**PAGE EXCERPT**.
----------------

WIP: experimental: add new RFC for job execution module protocol #329

grondo · 2022-04-20T16:54:57Z

This PR is a WIP definition of a distributed protocol for the Flux job execution module, and defines an initial design for distributing the job execution module across a Flux instance.

A prototype will be developed using this RFC as a starting point, with the idea that any or all of the specification detailed here may change along the way. However, having something proposed in writing will help capture the design constraints, along with discussion and changes along the way.

chu11

awesome to see how this is coming together. just saw two nits when reading through it. no biggie, I know this is WIP

chu11 · 2022-04-20T21:53:05Z

spec_33.rst

+All job execution modules register a ``job-exec.hello`` service endpoint.
+Downstream execution modules send a ``hello`` request to their upstream
+peer to initiate the execution module protocol. An execution module SHALL
+wait to send a ``hello`` response to its downstream peers until n an initial


typo here n an

chu11 · 2022-04-20T21:58:23Z

spec_33.rst

+ Possible values for ``type`` MAY be *add*, *remove*, or *check*, to *add*
+ a new job, *remove* an inactive job, or *check* that an existing job is
+ active as expected.


can replace the last sentence with "described below" (or equivalent)

grondo · 2022-04-21T16:07:18Z

Thanks @chu11! I fixed those two issues you noted and force-pushed the result.

garlick

I think actually this is great as is. I had a couple of nit picky comments at the beginning but as I went on I realized that this is probably going to change as we get experience prototyping and so getting too focused on those details is likely a distraction. I left my initial comments in anyway, in case they are useful.

garlick · 2022-04-21T17:10:27Z

README.md

 - [30/Job Urgency](spec_30.rst)
 - [31/Job Constraints Specification](spec_31.rst)
 - [32/Flux Job Execution Protocol Version 1](spec_32.rst)
+- [33/Flux Job Execution Module Protocol Version 1](spec_33.rst)


Suggestion: title the document something like "Distributed Job Control Protocol" or similar.

Main thought is to call out "distributed" to distinguish it from what we currently have, and to choose words that don't make it look too much like it is a replacement for RFC 32.

----------------

**DATASET ROWS**.
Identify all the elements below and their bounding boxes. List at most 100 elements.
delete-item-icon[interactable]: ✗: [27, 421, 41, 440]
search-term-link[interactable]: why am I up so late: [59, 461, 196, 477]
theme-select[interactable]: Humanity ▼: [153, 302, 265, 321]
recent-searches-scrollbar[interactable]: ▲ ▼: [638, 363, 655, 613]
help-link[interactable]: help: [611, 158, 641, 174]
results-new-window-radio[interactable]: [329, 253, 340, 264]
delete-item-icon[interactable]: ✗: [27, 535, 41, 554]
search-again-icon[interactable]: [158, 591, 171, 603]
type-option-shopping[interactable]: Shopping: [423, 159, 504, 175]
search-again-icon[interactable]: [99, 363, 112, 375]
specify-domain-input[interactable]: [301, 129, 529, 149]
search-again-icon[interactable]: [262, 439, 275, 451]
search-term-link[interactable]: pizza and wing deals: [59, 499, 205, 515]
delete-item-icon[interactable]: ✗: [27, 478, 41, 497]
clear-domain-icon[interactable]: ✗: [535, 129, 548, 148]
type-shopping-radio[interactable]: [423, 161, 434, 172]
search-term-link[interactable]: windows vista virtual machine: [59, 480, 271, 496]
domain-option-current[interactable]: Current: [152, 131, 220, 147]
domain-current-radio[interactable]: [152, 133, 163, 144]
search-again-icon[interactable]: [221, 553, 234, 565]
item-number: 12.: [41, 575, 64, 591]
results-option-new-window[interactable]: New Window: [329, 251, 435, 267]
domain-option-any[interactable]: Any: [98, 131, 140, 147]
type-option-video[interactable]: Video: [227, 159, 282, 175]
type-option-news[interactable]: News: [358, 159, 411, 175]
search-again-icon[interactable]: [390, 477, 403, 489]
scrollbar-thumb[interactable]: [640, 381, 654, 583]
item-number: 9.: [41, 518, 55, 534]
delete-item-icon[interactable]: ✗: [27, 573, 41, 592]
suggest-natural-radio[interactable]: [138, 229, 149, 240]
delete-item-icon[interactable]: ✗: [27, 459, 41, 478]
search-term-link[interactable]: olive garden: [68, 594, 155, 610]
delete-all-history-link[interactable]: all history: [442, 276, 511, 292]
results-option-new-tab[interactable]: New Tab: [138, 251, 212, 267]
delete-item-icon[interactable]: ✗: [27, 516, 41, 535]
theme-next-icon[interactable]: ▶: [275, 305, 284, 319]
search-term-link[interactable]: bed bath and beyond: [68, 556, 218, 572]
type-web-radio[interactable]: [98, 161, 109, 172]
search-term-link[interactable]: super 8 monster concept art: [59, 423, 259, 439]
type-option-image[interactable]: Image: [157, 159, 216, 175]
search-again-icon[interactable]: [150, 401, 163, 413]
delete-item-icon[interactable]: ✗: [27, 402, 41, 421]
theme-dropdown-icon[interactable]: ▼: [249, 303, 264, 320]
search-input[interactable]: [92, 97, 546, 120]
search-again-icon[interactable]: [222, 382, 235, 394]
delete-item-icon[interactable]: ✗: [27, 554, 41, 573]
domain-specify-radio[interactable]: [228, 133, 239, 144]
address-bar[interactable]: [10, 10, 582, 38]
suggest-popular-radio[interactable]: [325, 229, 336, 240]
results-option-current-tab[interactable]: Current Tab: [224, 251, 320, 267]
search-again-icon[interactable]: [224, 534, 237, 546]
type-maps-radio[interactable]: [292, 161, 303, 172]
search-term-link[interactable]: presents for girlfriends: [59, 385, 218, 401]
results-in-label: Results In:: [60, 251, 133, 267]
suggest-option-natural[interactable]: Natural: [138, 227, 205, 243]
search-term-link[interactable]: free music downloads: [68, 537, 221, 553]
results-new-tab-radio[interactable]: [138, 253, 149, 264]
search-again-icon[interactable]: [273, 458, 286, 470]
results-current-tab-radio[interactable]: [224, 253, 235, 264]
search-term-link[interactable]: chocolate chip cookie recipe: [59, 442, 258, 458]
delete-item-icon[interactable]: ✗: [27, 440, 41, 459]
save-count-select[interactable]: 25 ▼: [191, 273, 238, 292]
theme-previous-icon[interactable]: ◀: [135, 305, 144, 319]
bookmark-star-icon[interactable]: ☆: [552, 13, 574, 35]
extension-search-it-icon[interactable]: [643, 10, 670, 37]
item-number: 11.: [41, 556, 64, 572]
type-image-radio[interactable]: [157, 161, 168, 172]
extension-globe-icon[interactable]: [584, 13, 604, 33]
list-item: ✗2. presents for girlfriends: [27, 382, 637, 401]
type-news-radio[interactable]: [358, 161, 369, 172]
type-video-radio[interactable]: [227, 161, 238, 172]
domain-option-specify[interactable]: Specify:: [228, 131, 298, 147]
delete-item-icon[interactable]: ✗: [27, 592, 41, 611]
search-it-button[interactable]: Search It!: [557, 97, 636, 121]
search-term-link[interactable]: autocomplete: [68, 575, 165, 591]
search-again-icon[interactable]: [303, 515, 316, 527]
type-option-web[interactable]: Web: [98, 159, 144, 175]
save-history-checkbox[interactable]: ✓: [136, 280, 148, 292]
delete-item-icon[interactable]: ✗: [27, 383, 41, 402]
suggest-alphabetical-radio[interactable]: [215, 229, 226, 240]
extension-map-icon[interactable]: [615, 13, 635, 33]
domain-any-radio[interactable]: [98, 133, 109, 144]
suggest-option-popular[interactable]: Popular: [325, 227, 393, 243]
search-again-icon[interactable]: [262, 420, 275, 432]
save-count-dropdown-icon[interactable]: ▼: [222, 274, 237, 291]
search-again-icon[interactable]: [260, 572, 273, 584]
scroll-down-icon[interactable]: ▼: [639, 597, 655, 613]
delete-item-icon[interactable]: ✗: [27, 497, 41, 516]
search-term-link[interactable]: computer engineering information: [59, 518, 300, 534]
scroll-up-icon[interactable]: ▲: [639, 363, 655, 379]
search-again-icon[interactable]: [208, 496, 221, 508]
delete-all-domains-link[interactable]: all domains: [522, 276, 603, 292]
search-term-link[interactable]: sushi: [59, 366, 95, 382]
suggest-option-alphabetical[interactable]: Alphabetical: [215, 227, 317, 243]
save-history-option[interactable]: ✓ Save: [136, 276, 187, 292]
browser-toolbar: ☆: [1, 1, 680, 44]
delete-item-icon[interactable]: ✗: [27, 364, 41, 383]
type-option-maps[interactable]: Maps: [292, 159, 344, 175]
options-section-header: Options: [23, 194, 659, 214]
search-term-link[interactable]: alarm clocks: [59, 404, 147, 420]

----------------

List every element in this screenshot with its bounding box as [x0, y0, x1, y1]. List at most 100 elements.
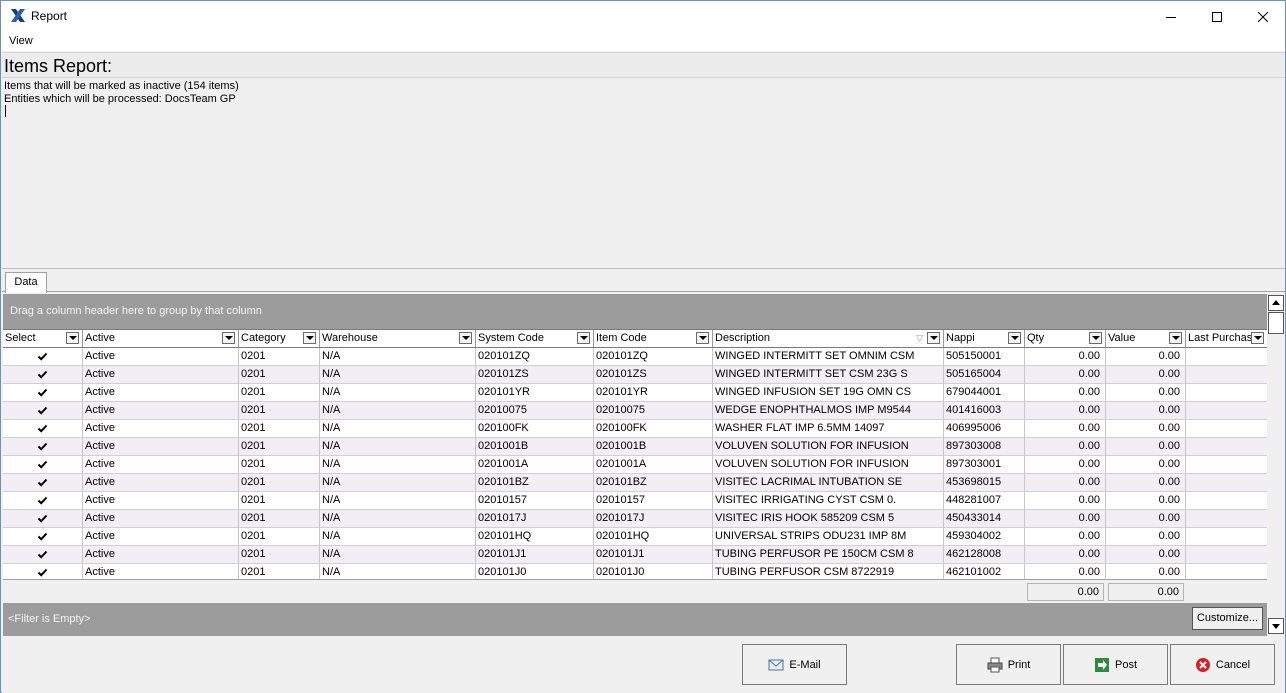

----------------

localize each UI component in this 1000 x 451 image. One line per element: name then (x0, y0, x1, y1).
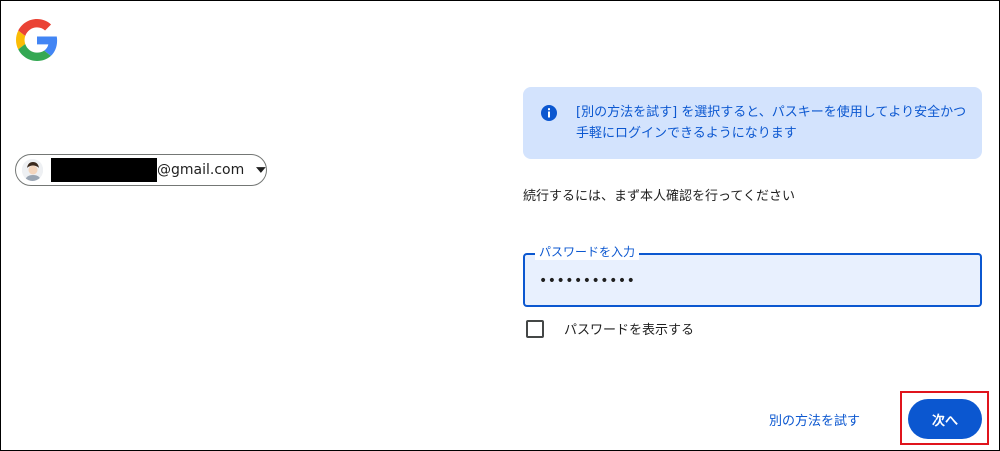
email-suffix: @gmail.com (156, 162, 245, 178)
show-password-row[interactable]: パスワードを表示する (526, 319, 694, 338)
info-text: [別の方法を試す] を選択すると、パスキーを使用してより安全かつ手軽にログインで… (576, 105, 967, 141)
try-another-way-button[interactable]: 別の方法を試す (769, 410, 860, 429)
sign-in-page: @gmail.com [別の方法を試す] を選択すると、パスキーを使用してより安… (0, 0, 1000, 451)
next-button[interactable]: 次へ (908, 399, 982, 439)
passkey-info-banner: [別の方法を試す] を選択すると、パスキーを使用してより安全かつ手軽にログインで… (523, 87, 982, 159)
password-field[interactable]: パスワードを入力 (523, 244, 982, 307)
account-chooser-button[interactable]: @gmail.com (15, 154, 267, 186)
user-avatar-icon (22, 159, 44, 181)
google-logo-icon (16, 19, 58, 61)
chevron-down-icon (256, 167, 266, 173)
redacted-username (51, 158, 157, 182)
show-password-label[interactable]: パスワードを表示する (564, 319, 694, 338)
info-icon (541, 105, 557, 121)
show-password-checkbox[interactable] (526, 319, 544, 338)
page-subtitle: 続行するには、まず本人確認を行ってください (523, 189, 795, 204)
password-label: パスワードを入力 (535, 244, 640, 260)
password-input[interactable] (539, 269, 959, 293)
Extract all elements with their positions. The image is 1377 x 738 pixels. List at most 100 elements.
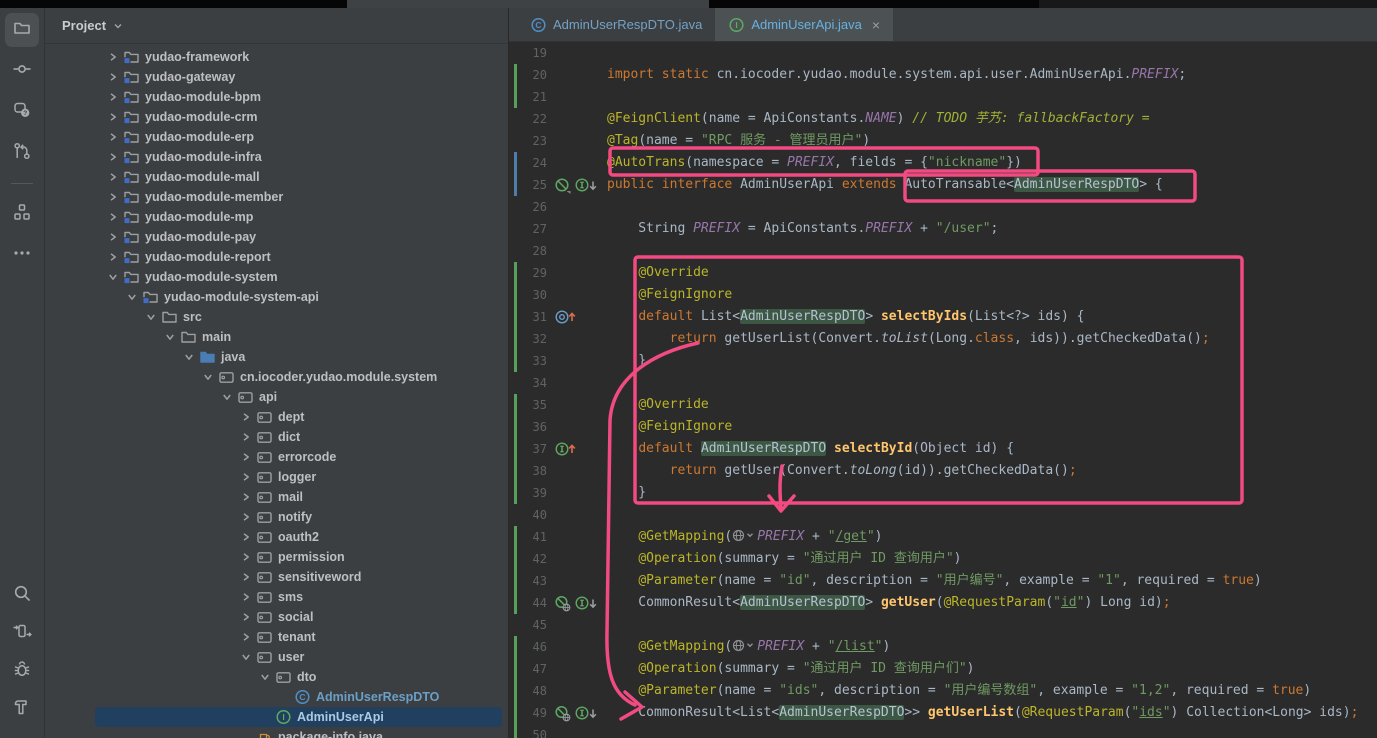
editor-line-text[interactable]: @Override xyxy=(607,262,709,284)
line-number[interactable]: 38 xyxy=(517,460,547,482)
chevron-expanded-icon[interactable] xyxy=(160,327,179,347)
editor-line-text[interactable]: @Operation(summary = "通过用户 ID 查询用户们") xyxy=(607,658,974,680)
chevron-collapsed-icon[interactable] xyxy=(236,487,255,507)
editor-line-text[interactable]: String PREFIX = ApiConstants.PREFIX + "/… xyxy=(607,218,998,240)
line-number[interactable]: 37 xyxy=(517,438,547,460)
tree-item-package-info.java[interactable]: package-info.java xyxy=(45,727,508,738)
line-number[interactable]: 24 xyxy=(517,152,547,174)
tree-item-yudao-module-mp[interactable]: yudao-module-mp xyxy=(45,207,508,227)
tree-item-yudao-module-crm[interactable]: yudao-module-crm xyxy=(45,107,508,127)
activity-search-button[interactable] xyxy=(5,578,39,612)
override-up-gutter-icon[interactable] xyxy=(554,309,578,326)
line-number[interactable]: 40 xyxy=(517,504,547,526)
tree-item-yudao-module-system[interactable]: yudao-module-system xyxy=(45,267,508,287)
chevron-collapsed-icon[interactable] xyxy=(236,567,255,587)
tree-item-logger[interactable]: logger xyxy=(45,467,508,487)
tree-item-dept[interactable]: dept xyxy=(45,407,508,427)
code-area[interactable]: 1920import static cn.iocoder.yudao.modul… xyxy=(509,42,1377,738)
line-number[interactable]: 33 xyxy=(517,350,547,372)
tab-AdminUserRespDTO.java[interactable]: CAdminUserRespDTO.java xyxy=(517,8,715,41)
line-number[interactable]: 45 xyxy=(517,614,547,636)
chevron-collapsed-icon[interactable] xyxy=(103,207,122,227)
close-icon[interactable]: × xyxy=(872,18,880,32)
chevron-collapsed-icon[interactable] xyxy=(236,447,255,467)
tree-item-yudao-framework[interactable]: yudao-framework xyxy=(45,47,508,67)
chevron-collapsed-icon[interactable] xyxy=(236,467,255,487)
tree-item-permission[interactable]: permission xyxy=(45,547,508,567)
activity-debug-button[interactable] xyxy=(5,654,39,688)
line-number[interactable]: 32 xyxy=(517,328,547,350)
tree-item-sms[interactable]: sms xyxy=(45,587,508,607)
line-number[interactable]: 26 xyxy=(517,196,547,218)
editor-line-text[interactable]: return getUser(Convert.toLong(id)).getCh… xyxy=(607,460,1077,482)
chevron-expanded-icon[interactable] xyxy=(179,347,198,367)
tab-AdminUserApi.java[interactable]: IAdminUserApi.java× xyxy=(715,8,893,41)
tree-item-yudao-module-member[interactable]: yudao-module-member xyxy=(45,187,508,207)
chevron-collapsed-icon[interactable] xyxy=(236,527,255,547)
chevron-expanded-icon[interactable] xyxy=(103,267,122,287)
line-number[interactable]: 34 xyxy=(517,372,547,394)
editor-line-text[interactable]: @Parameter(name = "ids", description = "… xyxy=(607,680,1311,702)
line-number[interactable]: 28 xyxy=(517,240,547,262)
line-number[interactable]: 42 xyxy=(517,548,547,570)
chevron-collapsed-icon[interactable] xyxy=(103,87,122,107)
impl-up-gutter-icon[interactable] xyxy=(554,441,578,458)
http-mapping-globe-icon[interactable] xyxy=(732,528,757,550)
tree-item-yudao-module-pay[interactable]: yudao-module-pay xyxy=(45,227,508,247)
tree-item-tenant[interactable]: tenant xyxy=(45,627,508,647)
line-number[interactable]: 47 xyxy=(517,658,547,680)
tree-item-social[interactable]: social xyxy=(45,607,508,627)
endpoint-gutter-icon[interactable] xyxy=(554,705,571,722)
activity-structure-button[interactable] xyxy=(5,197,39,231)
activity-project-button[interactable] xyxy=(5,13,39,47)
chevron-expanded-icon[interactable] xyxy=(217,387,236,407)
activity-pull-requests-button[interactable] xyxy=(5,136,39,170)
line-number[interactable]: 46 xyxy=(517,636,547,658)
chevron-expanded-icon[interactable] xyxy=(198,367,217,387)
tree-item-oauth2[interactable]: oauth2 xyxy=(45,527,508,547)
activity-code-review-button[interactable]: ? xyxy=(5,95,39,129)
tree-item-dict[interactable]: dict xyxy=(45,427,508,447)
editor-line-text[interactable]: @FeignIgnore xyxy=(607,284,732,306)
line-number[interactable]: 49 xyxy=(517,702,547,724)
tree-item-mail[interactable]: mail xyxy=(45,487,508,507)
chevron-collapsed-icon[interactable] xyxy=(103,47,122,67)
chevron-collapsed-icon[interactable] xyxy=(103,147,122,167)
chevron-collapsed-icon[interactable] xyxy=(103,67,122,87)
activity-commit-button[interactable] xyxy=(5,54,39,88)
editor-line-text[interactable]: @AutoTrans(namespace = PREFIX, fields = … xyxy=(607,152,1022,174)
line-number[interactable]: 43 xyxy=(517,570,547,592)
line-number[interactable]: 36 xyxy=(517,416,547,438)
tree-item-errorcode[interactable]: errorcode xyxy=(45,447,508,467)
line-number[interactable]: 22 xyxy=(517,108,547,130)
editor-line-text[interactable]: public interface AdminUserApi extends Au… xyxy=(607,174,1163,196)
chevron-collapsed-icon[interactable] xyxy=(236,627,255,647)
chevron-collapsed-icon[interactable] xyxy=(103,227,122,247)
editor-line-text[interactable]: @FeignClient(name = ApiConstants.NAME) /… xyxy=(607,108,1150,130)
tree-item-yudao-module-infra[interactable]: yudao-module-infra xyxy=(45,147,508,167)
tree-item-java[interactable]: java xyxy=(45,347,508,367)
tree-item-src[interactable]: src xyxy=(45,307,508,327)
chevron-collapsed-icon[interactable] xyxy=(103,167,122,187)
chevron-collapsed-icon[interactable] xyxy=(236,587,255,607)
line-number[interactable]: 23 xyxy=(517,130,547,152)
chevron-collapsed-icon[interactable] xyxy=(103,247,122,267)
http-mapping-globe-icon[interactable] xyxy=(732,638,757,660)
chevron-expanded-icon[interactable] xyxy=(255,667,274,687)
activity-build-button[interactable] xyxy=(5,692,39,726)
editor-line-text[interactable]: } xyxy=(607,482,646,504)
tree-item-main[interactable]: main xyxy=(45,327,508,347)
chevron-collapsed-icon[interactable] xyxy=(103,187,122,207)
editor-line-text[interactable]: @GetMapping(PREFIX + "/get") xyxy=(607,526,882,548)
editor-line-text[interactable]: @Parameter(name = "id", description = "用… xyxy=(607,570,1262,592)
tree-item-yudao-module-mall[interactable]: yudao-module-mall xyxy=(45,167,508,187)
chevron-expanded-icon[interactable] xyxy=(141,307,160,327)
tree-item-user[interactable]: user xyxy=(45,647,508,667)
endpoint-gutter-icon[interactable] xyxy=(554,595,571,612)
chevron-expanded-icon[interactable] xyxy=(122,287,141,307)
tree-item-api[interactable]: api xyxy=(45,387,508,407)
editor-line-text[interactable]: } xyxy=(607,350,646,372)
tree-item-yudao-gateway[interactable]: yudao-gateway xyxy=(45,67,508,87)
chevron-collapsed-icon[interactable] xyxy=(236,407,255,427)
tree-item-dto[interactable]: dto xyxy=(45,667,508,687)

----------------

**STATED GOAL A**.
According to the job execution protocol thread, what service endpoint do all job execution modules register?
**STATED GOAL B**.
Carry on the job execution protocol thread from its last sentence.
The records have no connection to the job execution protocol thread.

**REPLY A**.
All job execution modules register a job-exec.hello service endpoint.

**REPLY B**.
garlick · 2022-04-21T17:17:48Z

spec_33.rst

+in the job. Therefore, the execution service is necessarily distributed
+among all ranks of a Flux instance.


Since we have an execution service that isn't currently distributed (at least, not like this one), maybe this last sentence should be dropped or replaced with something like

The initial execution service was a minimum viable implementation concentrated on rank 0, launching remote processes using the simple broker.rexec protocol. In contrast, the distributed job protocol takes advantage of the tree based overlay network structure to optimize performance, and is structured to allow jobs to be recovered upon Flux instance restart. It also leverages some design insights from the early wreck execution system.

(This is background after all so it doesn't hurt to add some back story here)

garlick · 2022-04-21T17:21:08Z

spec_33.rst

+ - Avoid presenting obstacles to the scaling of job size, the number of jobs
+   running concurrently, or job throughput.
+
+ - Support execution module reload.


Would it be too much detail to add "assuming modules are loaded in root to leaves order"?

Oh, I meant to remove this bullet, but yeah if we keep it then your suggestion should be added.

garlick · 2022-04-21T17:24:21Z

spec_33.rst

+the set of all running jobs for itself and all of its children. This state
+SHALL include at a minimum the jobid, userid, job state, and the idset of


One sentence refers to "the set" while next refers to "this state". Maybe use "state" for the first one too?

garlick · 2022-04-21T17:27:32Z

spec_33.rst

+SHALL include at a minimum the jobid, userid, job state, and the idset of
+execution targets on which the job has an allocation.
+
+All job execution modules register a ``job-exec.hello`` service endpoint.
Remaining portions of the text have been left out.